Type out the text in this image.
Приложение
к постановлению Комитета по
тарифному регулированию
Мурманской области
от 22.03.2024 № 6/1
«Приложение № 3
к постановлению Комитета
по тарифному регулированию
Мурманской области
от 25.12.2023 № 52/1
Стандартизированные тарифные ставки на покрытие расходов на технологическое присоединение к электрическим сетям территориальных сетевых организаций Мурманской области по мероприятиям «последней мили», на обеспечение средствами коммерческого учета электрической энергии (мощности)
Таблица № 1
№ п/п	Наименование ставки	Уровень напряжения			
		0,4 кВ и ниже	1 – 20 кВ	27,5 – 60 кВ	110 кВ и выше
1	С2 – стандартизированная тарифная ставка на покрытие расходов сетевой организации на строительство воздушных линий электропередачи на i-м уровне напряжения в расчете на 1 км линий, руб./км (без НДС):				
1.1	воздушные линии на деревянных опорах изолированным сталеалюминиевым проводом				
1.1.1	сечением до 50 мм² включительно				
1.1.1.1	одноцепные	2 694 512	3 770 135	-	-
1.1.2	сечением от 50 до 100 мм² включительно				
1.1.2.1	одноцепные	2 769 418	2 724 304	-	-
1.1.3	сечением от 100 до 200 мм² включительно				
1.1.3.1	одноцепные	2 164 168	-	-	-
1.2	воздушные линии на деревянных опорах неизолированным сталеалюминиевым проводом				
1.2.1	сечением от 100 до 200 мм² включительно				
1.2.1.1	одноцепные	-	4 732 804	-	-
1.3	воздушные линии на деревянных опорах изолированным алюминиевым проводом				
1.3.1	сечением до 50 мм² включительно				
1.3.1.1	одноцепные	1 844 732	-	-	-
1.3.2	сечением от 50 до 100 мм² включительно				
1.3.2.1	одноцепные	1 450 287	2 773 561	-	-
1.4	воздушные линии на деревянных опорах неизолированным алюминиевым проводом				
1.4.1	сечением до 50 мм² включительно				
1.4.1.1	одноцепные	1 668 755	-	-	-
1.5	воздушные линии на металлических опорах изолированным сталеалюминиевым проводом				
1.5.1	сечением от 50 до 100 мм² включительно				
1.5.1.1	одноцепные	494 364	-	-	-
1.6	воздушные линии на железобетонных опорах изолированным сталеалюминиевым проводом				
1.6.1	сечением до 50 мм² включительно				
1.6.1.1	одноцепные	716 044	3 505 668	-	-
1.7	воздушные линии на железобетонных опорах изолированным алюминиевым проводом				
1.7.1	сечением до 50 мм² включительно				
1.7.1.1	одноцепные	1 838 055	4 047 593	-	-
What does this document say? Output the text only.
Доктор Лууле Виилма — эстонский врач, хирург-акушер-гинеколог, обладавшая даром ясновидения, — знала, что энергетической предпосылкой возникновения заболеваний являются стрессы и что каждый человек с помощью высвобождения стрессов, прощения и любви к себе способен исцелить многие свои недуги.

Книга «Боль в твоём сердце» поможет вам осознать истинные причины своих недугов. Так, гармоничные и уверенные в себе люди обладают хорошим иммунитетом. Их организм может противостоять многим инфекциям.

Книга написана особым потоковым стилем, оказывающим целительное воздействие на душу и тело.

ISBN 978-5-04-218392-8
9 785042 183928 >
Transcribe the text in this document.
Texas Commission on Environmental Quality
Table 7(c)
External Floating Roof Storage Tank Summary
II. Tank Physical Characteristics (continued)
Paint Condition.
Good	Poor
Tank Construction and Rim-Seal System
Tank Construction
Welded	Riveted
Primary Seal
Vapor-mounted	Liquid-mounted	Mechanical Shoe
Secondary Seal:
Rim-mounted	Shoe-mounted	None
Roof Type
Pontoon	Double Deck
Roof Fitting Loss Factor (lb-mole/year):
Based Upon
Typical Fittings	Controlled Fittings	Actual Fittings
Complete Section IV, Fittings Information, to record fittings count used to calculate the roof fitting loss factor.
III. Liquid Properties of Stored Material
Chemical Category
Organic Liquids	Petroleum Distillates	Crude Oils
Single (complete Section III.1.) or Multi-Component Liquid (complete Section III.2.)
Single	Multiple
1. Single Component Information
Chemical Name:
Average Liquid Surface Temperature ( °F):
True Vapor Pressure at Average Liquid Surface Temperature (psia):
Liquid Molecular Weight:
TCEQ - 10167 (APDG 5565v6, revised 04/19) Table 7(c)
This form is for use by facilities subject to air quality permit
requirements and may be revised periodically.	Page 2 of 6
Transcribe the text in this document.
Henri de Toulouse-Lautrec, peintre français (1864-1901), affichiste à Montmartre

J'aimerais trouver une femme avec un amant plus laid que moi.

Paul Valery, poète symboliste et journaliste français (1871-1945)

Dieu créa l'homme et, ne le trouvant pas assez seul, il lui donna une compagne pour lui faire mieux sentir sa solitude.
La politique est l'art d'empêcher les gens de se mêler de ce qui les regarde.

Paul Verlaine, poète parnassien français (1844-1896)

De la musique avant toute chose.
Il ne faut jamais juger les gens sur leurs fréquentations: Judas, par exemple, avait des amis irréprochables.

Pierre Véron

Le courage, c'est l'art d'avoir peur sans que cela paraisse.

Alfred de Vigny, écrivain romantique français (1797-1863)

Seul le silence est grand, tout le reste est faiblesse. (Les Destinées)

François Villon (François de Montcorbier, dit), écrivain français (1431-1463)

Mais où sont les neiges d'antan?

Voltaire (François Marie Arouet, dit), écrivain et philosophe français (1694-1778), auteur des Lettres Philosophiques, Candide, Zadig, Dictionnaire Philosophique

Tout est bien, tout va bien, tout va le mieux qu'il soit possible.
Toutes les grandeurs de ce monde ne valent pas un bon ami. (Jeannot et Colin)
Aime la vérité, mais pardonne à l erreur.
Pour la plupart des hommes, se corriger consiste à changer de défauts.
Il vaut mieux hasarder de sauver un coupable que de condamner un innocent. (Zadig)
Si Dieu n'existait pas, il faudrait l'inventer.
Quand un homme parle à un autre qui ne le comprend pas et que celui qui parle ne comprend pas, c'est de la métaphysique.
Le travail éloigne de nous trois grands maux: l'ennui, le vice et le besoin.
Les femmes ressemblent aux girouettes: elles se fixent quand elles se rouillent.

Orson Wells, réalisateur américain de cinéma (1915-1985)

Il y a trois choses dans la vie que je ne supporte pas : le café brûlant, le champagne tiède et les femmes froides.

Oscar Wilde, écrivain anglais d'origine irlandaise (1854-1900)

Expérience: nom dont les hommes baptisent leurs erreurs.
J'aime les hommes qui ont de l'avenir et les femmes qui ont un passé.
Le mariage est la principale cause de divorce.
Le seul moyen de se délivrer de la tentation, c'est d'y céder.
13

- - - - - - -

- Your objective -
Repeat the material from above exactly, word for word.

- Output of the task -
Type out the text in this image.
Приложение
к постановлению Комитета по
тарифному регулированию
Мурманской области
от 22.03.2024 № 6/1
«Приложение № 3
к постановлению Комитета
по тарифному регулированию
Мурманской области
от 25.12.2023 № 52/1
Стандартизированные тарифные ставки на покрытие расходов на технологическое присоединение к электрическим сетям территориальных сетевых организаций Мурманской области по мероприятиям «последней мили», на обеспечение средствами коммерческого учета электрической энергии (мощности)
Таблица № 1
№ п/п	Наименование ставки	Уровень напряжения			
		0,4 кВ и ниже	1 – 20 кВ	27,5 – 60 кВ	110 кВ и выше
1	С2 – стандартизированная тарифная ставка на покрытие расходов сетевой организации на строительство воздушных линий электропередачи на i-м уровне напряжения в расчете на 1 км линий, руб./км (без НДС):				
1.1	воздушные линии на деревянных опорах изолированным сталеалюминиевым проводом				
1.1.1	сечением до 50 мм² включительно				
1.1.1.1	одноцепные	2 694 512	3 770 135	-	-
1.1.2	сечением от 50 до 100 мм² включительно				
1.1.2.1	одноцепные	2 769 418	2 724 304	-	-
1.1.3	сечением от 100 до 200 мм² включительно				
1.1.3.1	одноцепные	2 164 168	-	-	-
1.2	воздушные линии на деревянных опорах неизолированным сталеалюминиевым проводом				
1.2.1	сечением от 100 до 200 мм² включительно				
1.2.1.1	одноцепные	-	4 732 804	-	-
1.3	воздушные линии на деревянных опорах изолированным алюминиевым проводом				
1.3.1	сечением до 50 мм² включительно				
1.3.1.1	одноцепные	1 844 732	-	-	-
1.3.2	сечением от 50 до 100 мм² включительно				
1.3.2.1	одноцепные	1 450 287	2 773 561	-	-
1.4	воздушные линии на деревянных опорах неизолированным алюминиевым проводом				
1.4.1	сечением до 50 мм² включительно				
1.4.1.1	одноцепные	1 668 755	-	-	-
1.5	воздушные линии на металлических опорах изолированным сталеалюминиевым проводом				
1.5.1	сечением от 50 до 100 мм² включительно				
1.5.1.1	одноцепные	494 364	-	-	-
1.6	воздушные линии на железобетонных опорах изолированным сталеалюминиевым проводом				
1.6.1	сечением до 50 мм² включительно				
1.6.1.1	одноцепные	716 044	3 505 668	-	-
1.7	воздушные линии на железобетонных опорах изолированным алюминиевым проводом				
1.7.1	сечением до 50 мм² включительно				
1.7.1.1	одноцепные	1 838 055	4 047 593	-	-
What does this document say? Output the text only.
Доктор Лууле Виилма — эстонский врач, хирург-акушер-гинеколог, обладавшая даром ясновидения, — знала, что энергетической предпосылкой возникновения заболеваний являются стрессы и что каждый человек с помощью высвобождения стрессов, прощения и любви к себе способен исцелить многие свои недуги.

Книга «Боль в твоём сердце» поможет вам осознать истинные причины своих недугов. Так, гармоничные и уверенные в себе люди обладают хорошим иммунитетом. Их организм может противостоять многим инфекциям.

Книга написана особым потоковым стилем, оказывающим целительное воздействие на душу и тело.

ISBN 978-5-04-218392-8
9 785042 183928 >
Transcribe the text in this document.
Texas Commission on Environmental Quality
Table 7(c)
External Floating Roof Storage Tank Summary
II. Tank Physical Characteristics (continued)
Paint Condition.
Good	Poor
Tank Construction and Rim-Seal System
Tank Construction
Welded	Riveted
Primary Seal
Vapor-mounted	Liquid-mounted	Mechanical Shoe
Secondary Seal:
Rim-mounted	Shoe-mounted	None
Roof Type
Pontoon	Double Deck
Roof Fitting Loss Factor (lb-mole/year):
Based Upon
Typical Fittings	Controlled Fittings	Actual Fittings
Complete Section IV, Fittings Information, to record fittings count used to calculate the roof fitting loss factor.
III. Liquid Properties of Stored Material
Chemical Category
Organic Liquids	Petroleum Distillates	Crude Oils
Single (complete Section III.1.) or Multi-Component Liquid (complete Section III.2.)
Single	Multiple
1. Single Component Information
Chemical Name:
Average Liquid Surface Temperature ( °F):
True Vapor Pressure at Average Liquid Surface Temperature (psia):
Liquid Molecular Weight:
TCEQ - 10167 (APDG 5565v6, revised 04/19) Table 7(c)
This form is for use by facilities subject to air quality permit
requirements and may be revised periodically.	Page 2 of 6
Transcribe the text in this document.
Henri de Toulouse-Lautrec, peintre français (1864-1901), affichiste à Montmartre

J'aimerais trouver une femme avec un amant plus laid que moi.

Paul Valery, poète symboliste et journaliste français (1871-1945)

Dieu créa l'homme et, ne le trouvant pas assez seul, il lui donna une compagne pour lui faire mieux sentir sa solitude.
La politique est l'art d'empêcher les gens de se mêler de ce qui les regarde.

Paul Verlaine, poète parnassien français (1844-1896)

De la musique avant toute chose.
Il ne faut jamais juger les gens sur leurs fréquentations: Judas, par exemple, avait des amis irréprochables.

Pierre Véron

Le courage, c'est l'art d'avoir peur sans que cela paraisse.

Alfred de Vigny, écrivain romantique français (1797-1863)

Seul le silence est grand, tout le reste est faiblesse. (Les Destinées)

François Villon (François de Montcorbier, dit), écrivain français (1431-1463)

Mais où sont les neiges d'antan?

Voltaire (François Marie Arouet, dit), écrivain et philosophe français (1694-1778), auteur des Lettres Philosophiques, Candide, Zadig, Dictionnaire Philosophique

Tout est bien, tout va bien, tout va le mieux qu'il soit possible.
Toutes les grandeurs de ce monde ne valent pas un bon ami. (Jeannot et Colin)
Aime la vérité, mais pardonne à l erreur.
Pour la plupart des hommes, se corriger consiste à changer de défauts.
Il vaut mieux hasarder de sauver un coupable que de condamner un innocent. (Zadig)
Si Dieu n'existait pas, il faudrait l'inventer.
Quand un homme parle à un autre qui ne le comprend pas et que celui qui parle ne comprend pas, c'est de la métaphysique.
Le travail éloigne de nous trois grands maux: l'ennui, le vice et le besoin.
Les femmes ressemblent aux girouettes: elles se fixent quand elles se rouillent.

Orson Wells, réalisateur américain de cinéma (1915-1985)

Il y a trois choses dans la vie que je ne supporte pas : le café brûlant, le champagne tiède et les femmes froides.

Oscar Wilde, écrivain anglais d'origine irlandaise (1854-1900)

Expérience: nom dont les hommes baptisent leurs erreurs.
J'aime les hommes qui ont de l'avenir et les femmes qui ont un passé.
Le mariage est la principale cause de divorce.
Le seul moyen de se délivrer de la tentation, c'est d'y céder.
13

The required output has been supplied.